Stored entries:

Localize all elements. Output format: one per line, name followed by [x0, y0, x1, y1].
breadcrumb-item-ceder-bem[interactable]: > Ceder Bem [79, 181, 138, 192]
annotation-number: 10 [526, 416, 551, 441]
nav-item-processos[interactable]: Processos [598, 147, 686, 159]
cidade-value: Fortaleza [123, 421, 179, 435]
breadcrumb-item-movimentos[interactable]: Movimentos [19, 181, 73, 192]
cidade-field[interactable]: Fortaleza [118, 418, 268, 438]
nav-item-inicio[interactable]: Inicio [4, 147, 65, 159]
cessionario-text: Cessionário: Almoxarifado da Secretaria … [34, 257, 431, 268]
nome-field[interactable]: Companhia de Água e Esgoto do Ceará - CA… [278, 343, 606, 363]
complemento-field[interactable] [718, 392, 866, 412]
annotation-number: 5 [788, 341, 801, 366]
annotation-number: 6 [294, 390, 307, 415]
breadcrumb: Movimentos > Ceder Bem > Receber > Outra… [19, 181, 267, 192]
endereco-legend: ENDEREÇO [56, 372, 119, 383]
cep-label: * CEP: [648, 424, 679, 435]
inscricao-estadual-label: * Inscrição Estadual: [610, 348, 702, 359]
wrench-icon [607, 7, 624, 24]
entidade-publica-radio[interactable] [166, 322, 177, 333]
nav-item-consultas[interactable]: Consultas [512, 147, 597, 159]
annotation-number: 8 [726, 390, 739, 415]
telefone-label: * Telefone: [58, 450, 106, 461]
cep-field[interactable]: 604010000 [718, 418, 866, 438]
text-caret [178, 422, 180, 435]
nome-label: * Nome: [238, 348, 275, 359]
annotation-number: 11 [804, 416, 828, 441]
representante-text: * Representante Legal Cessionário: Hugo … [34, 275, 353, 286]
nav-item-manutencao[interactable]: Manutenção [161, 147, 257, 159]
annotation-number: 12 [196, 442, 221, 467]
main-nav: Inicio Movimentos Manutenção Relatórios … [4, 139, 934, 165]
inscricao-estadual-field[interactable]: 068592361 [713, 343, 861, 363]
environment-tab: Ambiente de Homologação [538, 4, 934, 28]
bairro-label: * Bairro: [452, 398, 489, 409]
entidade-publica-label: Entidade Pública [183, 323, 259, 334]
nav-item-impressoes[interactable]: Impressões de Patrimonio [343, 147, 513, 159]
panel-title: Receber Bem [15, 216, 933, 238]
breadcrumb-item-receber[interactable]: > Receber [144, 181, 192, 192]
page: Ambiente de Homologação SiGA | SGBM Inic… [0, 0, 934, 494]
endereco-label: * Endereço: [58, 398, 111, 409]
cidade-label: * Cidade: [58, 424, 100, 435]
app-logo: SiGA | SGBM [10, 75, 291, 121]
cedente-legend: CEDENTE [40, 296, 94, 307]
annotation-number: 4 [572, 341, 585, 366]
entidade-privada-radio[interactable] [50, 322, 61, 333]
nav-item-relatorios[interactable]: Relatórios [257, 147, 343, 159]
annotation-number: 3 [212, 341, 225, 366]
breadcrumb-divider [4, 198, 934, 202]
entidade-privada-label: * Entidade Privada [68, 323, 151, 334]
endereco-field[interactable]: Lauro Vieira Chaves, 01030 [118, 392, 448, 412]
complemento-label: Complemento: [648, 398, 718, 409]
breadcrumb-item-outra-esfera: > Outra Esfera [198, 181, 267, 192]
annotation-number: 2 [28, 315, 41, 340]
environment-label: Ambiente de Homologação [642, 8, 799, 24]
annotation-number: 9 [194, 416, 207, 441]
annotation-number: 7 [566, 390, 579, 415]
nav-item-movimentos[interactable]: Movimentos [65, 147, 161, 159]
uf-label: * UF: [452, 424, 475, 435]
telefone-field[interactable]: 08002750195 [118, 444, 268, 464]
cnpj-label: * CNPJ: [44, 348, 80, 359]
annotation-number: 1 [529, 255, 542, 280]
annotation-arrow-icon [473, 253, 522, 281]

The problem:
Return every line of the stored entries above, reproduced verbatim and in the same order.

Exercise result:
Localize all elements. Output format: one per line, name followed by [x0, y0, x1, y1].
breadcrumb-item-ceder-bem[interactable]: > Ceder Bem [79, 181, 138, 192]
annotation-number: 10 [526, 416, 551, 441]
nav-item-processos[interactable]: Processos [598, 147, 686, 159]
cidade-value: Fortaleza [123, 421, 179, 435]
breadcrumb-item-movimentos[interactable]: Movimentos [19, 181, 73, 192]
cidade-field[interactable]: Fortaleza [118, 418, 268, 438]
nav-item-inicio[interactable]: Inicio [4, 147, 65, 159]
cessionario-text: Cessionário: Almoxarifado da Secretaria … [34, 257, 431, 268]
nome-field[interactable]: Companhia de Água e Esgoto do Ceará - CA… [278, 343, 606, 363]
complemento-field[interactable] [718, 392, 866, 412]
annotation-number: 5 [788, 341, 801, 366]
annotation-number: 6 [294, 390, 307, 415]
breadcrumb: Movimentos > Ceder Bem > Receber > Outra… [19, 181, 267, 192]
endereco-legend: ENDEREÇO [56, 372, 119, 383]
cep-label: * CEP: [648, 424, 679, 435]
inscricao-estadual-label: * Inscrição Estadual: [610, 348, 702, 359]
wrench-icon [607, 7, 624, 24]
entidade-publica-radio[interactable] [166, 322, 177, 333]
nav-item-consultas[interactable]: Consultas [512, 147, 597, 159]
annotation-number: 8 [726, 390, 739, 415]
telefone-label: * Telefone: [58, 450, 106, 461]
cep-field[interactable]: 604010000 [718, 418, 866, 438]
text-caret [178, 422, 180, 435]
nome-label: * Nome: [238, 348, 275, 359]
annotation-number: 11 [804, 416, 828, 441]
representante-text: * Representante Legal Cessionário: Hugo … [34, 275, 353, 286]
nav-item-manutencao[interactable]: Manutenção [161, 147, 257, 159]
annotation-number: 12 [196, 442, 221, 467]
main-nav: Inicio Movimentos Manutenção Relatórios … [4, 139, 934, 165]
inscricao-estadual-field[interactable]: 068592361 [713, 343, 861, 363]
environment-tab: Ambiente de Homologação [538, 4, 934, 28]
bairro-label: * Bairro: [452, 398, 489, 409]
entidade-publica-label: Entidade Pública [183, 323, 259, 334]
nav-item-impressoes[interactable]: Impressões de Patrimonio [343, 147, 513, 159]
panel-title: Receber Bem [15, 216, 933, 238]
breadcrumb-item-receber[interactable]: > Receber [144, 181, 192, 192]
page: Ambiente de Homologação SiGA | SGBM Inic… [0, 0, 934, 494]
endereco-label: * Endereço: [58, 398, 111, 409]
cidade-label: * Cidade: [58, 424, 100, 435]
app-logo: SiGA | SGBM [10, 75, 291, 121]
cedente-legend: CEDENTE [40, 296, 94, 307]
annotation-number: 4 [572, 341, 585, 366]
entidade-privada-radio[interactable] [50, 322, 61, 333]
nav-item-relatorios[interactable]: Relatórios [257, 147, 343, 159]
annotation-number: 3 [212, 341, 225, 366]
breadcrumb-divider [4, 198, 934, 202]
entidade-privada-label: * Entidade Privada [68, 323, 151, 334]
endereco-field[interactable]: Lauro Vieira Chaves, 01030 [118, 392, 448, 412]
complemento-label: Complemento: [648, 398, 718, 409]
breadcrumb-item-outra-esfera: > Outra Esfera [198, 181, 267, 192]
annotation-number: 2 [28, 315, 41, 340]
environment-label: Ambiente de Homologação [642, 8, 799, 24]
annotation-number: 9 [194, 416, 207, 441]
annotation-number: 7 [566, 390, 579, 415]
nav-item-movimentos[interactable]: Movimentos [65, 147, 161, 159]
uf-label: * UF: [452, 424, 475, 435]
telefone-field[interactable]: 08002750195 [118, 444, 268, 464]
cnpj-label: * CNPJ: [44, 348, 80, 359]
annotation-number: 1 [529, 255, 542, 280]
annotation-arrow-icon [473, 253, 522, 281]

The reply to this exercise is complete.